The Mention of Detention Bookmark and Share

Posted in Students on Nov 22, 2009 - 05:39 PM

Just so everyone knows, I will be blogging every two weeks. Usually on Sundays.

English 9, period 2. We were all hurrying into our places at our desks before the bell rang. My friend swore loudly and announced he had forgotten his homework.

“I am so getting a detention,” he said unhappily.

You see, if you forget your homework, come late to class, come unprepared to class, grab the wrong binder for that class, fail a test, speak out of turn, or goof off, you receive a mandatory one-hour invite to an after school detention. If you miss, skip or are unable to attend this detention, you receive a two-hour detention on Friday. If you fail to attend the Friday attention, you get a “quiet” detention on SATURDAY FROM 8 TO NOON. (That's four hours!!!) During quiet detention, you are not permitted to do homework, read, use your computer, get help for classes, do community service -- nothing. You just sit and contemplate your sins.

My friend sighed as he took his seat.

“They over-prescribe detention big-time here,” I said. I knew I shouldn't have said it, but I was frustrated and it just kind of slipped out. I had said it quietly, so no one had heard me, right? Wrong.

From across the classroom, my teacher called, "What did you say, Claire?”

I felt a shiver going down my spine: the game was up, she had heard my rude remark. Just two weeks into my first year of high school, and I was already making trouble for myself. But I couldn't back down now. So I took a deep breath and restated my remark in an even tone: "I said that they over-prescribe detentions here.”

My teacher just stared at me for a second, I didn't move. I wasn't sure whether she was going to laugh at me, or show me just how much they over-prescribe detentions, by putting me in one for the rest of my high school career! But she just said, “Why do you think that?”

I found myself pouring out my ideas and opinions about detention in a jumbled way, not as powerfully, perhaps, as I would have liked, but we were kind of shouting across the room, over the heads of my new friends.

I told her that I thought the threat of getting a detention instilled bad habits in students -- how maybe it taught us how to avoid detention, but not how to learn. I said I didn't think it was fair that freshmen, who were still learning how to cope with high school, were the ones for whom the "detention for everything” rule was passed, and how it seemed prison-like to make students sit for four hours doing nothing but letting their anger, boredom and frustration simmer.

My teacher then told me that two years ago (before the new “detention for everything” rule took effect) she'd had eighty freshmen in her English classes, and twenty of them had failed. She then explained that last year, after the detention of everything rule” was established, only three kids failed.

#### TASK PROMPT:
Pick up the blog post about school detention above and carry it on from its final sentence.

#### ENTRIES SUPPLIED:
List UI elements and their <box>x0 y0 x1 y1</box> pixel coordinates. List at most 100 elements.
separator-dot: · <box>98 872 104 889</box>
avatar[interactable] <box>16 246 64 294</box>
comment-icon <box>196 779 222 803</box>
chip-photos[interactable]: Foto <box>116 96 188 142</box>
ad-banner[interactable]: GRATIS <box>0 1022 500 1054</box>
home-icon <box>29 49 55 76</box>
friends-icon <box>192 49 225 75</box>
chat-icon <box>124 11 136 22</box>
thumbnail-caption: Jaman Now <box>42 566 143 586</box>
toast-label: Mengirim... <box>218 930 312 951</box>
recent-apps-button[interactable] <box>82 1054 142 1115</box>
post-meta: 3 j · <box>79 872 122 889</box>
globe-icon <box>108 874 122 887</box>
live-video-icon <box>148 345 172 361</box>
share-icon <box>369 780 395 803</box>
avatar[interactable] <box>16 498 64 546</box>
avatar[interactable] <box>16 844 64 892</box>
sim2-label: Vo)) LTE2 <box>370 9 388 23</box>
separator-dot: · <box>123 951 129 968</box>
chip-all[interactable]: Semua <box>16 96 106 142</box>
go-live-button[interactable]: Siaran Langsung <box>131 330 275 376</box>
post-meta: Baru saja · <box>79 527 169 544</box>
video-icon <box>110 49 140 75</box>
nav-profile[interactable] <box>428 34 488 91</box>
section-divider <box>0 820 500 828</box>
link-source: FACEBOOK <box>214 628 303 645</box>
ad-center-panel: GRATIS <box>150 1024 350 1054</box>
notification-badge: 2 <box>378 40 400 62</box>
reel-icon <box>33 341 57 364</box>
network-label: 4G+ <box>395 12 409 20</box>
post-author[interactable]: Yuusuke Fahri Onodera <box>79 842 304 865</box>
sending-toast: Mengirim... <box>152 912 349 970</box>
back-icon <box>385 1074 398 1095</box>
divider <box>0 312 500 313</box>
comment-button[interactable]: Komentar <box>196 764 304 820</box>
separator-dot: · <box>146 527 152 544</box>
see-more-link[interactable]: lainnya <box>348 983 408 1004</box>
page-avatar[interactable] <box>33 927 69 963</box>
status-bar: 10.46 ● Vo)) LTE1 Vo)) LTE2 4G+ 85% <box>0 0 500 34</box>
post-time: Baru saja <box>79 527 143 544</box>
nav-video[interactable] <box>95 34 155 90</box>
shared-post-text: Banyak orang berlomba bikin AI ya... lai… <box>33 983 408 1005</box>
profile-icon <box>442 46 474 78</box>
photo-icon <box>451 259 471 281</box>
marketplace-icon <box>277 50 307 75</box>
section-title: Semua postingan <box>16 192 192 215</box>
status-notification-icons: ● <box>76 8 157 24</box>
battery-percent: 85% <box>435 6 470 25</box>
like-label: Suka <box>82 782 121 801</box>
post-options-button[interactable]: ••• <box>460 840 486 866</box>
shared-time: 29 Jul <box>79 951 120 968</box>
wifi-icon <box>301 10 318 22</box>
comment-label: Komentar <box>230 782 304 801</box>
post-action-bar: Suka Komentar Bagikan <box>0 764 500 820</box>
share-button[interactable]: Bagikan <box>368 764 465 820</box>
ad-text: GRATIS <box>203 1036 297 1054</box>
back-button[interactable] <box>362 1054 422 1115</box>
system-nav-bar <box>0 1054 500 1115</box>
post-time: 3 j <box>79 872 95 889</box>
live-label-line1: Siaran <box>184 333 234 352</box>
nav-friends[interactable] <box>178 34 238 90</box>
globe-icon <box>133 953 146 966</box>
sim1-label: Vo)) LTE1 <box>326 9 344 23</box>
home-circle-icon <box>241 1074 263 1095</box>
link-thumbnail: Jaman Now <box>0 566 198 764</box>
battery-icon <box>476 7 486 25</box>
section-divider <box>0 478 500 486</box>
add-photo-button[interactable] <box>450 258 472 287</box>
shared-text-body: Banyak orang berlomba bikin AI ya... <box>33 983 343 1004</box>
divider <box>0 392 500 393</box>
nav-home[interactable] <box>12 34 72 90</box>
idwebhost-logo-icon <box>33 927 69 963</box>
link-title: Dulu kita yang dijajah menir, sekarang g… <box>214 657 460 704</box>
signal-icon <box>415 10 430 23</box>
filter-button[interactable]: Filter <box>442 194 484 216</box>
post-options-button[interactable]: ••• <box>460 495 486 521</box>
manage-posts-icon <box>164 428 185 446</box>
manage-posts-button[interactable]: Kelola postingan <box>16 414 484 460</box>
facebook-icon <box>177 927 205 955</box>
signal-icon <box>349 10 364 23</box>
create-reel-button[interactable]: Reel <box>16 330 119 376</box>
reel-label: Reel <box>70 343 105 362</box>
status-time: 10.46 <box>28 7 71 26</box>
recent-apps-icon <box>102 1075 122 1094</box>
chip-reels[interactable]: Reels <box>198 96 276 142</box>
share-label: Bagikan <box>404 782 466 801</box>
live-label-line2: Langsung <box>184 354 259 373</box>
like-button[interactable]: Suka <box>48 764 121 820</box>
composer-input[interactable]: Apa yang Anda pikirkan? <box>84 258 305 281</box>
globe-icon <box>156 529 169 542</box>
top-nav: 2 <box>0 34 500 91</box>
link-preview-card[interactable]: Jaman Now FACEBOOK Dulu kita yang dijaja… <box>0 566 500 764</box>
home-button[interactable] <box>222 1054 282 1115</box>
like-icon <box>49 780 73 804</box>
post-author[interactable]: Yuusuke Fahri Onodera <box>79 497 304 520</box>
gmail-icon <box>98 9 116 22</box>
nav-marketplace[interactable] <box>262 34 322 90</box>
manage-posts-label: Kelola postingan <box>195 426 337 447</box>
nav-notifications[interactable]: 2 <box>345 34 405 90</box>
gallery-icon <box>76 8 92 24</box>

#### RESULT OF THIS TASK:
I wondered about this. I wondered whether or not it really meant anything in the long run. I said to my teacher (whom I like a lot and whose opinion I respect) maybe we'd have to see if the sophomores who had received so many detentions last year, as freshmen, for incomplete or lost homework would keep up their study habits now that they weren't living in fear of spending their Saturdays in school. I mentioned as a side note that I doubted they would. I doubted all those detentions really helped them be more engaged, better critical thinkers, gave them a feeling of excitement and enthusiasm as they entered school each morning. I doubted that detention made them want to be lifelong learners.

What I didn't say, but what I thought was: "If one quarter of your students failed your class, you failed one quarter of your students as a teacher. We want to learn, so please help us. Don't fail us. If we feel like failures, we lose confidence, and we don't learn as well as we could. We don't want to be punished for our effort, sometimes unsuccessful, to master the materials you are teaching. Please help us, don't fail us.”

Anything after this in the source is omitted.